**課題:**
本文に出てくる物語の登場人物のうち、名前または呼び名で示されているものをすべて挙げてください。

**本文:**
▼
役立たずと追放された聖女ヨシュカ。
人見知りゆえに聖都を離れ、湖と温泉のある山麓を目指す旅へ出るところから物語は始まります。
外の世界を知らない彼女が、花一つで心を躍らせる純粋さと、楽しむことへの罪悪感の間で揺れる姿が丁寧に描かれています。
深い森で狼に襲われかけた瞬間、助けに現れたのは年上の遺物技師。
彼との出会いは、ヨシュカの“自分は役立たず”という思い込みを少しずつ溶かしていきます。
不思議な動く家に乗って巡る世界旅行は穏やかで、ヨシュカが自分の価値を見つけていく過程が温かい余韻を残します。
自己肯定感の低い聖女が、新しい人生をゆっくり取り戻していく癒やしの旅物語です。
魔法道具な家と旅するワクワクと楽しい話で面白いです。
器用貧乏で便利者扱いされていた聖女のヨシュカは、ある日追放されて神殿の外に出るのですが、人見知りすぎて人の少ないところへ行こうとします。
その中で、古代遺物を探して旅をする先生と出会い、『動く家』に乗り込んで、最初の目的地まで同行することになって、という話です。
意外と優しい追放理由と、便利なヨシュカがいなくなって困る人達に嫌な気持ちはあるものの、とにかく馬のいらない馬車でもある『動く家』が楽しいし、何にでも楽しめるヨシュカが可愛い。
見た目も内装も違うのに、ハウルの動く城を思い出す牧歌的な感じもワクワクしますし、お世話ロボット(?)のビビちゃんがとてもかわいいです。
だんだんと先生に気持ちを寄せるヨシュカと、そんなことには気づかない人生経験が多そうな先生。その二人が離れるのか、一緒にいるのか気になるし、せつなくもわくわくします。
ちょっと不穏な空気もありますが、ほのぼのとした話が好きな方、魔法道具が好きな方におすすめします。
▲
**演習データ:**
▼
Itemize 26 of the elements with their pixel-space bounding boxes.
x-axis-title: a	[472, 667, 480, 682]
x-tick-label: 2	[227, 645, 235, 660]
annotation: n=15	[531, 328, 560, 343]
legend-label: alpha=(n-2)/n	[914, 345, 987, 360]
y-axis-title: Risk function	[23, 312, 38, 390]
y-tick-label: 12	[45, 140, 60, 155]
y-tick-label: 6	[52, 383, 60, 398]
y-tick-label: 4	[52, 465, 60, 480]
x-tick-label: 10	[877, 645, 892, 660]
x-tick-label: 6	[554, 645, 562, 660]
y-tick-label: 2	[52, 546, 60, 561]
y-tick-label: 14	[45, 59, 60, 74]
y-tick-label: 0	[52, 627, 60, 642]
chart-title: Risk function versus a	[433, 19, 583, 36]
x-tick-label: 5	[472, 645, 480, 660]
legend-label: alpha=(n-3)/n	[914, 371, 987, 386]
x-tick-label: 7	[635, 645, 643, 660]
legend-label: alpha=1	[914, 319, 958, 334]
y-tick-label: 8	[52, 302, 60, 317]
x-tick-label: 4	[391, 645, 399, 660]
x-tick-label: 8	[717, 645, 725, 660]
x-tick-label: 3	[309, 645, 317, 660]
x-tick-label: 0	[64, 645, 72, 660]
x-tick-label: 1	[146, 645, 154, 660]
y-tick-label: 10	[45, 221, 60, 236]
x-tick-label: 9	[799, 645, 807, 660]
▲
**解答:**
・ヨシュカ（追放された聖女）
・先生（年上の遺物技師）
・ビビちゃん（お世話ロボット）